— START DATA FOR THIS EXERCISE —

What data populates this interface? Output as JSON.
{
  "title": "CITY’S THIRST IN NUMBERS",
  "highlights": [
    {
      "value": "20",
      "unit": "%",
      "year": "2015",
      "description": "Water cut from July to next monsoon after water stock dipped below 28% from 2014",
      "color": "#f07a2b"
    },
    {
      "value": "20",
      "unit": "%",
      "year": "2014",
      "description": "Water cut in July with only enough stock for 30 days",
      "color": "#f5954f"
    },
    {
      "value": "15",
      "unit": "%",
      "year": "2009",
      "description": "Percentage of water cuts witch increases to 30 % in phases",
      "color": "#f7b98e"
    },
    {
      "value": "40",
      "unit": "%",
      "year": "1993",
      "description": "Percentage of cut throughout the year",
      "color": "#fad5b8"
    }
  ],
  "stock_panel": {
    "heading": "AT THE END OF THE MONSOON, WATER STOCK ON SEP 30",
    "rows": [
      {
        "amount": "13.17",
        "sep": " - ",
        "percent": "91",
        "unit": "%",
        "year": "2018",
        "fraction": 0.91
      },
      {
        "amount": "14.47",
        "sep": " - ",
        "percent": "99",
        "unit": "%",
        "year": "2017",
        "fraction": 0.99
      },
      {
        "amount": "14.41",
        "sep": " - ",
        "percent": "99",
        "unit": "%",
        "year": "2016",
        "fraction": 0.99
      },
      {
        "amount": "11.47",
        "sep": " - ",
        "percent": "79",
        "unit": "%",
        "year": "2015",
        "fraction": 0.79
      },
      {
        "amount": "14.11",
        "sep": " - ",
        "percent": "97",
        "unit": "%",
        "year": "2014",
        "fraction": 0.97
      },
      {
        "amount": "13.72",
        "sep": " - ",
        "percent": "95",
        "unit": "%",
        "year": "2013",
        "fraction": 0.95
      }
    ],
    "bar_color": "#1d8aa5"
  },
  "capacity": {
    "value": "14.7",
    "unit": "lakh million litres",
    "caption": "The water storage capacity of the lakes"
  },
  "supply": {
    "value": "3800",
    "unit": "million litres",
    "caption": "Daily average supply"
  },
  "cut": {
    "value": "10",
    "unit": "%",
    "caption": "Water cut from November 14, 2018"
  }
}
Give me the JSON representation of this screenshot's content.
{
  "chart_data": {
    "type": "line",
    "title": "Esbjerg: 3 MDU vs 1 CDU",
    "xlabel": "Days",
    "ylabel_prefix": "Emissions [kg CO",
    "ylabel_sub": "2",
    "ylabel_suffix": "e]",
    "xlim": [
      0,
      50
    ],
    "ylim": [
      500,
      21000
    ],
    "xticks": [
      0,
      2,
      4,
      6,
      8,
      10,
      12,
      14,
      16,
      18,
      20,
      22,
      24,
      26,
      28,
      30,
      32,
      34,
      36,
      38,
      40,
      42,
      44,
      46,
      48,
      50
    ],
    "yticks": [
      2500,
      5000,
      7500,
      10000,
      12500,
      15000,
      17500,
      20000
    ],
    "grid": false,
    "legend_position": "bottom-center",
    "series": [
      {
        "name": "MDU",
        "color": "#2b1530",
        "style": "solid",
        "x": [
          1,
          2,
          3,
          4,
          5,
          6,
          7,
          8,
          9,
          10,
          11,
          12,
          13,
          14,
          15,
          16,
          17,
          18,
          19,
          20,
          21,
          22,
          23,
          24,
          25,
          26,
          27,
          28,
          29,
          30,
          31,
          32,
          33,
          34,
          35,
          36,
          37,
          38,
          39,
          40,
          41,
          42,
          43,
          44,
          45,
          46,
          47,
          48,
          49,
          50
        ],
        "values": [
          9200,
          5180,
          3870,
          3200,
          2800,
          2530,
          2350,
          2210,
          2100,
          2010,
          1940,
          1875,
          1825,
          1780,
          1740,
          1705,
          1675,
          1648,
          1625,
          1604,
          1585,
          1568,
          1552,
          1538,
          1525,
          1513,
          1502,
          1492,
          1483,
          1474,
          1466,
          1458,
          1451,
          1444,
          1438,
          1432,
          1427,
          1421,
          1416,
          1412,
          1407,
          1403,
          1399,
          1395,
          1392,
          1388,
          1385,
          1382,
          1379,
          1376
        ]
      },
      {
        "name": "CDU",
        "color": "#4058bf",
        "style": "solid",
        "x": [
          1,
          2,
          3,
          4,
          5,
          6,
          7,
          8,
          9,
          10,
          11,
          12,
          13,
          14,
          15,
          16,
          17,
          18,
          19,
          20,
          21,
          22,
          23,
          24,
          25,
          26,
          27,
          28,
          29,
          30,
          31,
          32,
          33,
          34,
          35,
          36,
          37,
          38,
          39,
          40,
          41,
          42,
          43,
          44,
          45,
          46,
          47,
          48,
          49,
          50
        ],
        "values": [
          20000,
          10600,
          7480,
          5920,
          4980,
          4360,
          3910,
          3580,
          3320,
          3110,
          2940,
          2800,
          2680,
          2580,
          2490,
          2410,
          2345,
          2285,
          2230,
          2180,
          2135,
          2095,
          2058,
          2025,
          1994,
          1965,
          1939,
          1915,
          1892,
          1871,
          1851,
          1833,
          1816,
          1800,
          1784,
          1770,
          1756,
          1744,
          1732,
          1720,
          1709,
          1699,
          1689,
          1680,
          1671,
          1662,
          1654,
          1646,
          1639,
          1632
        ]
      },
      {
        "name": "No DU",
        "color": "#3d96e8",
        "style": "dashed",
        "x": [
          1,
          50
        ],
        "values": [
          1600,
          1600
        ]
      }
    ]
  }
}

— END DATA FOR THIS EXERCISE —

- **GOAL**
Every line holding "fraction" should be copied out.

- **EXPECTED ANSWER**
        "fraction": 0.91
        "fraction": 0.99
        "fraction": 0.99
        "fraction": 0.79
        "fraction": 0.97
        "fraction": 0.95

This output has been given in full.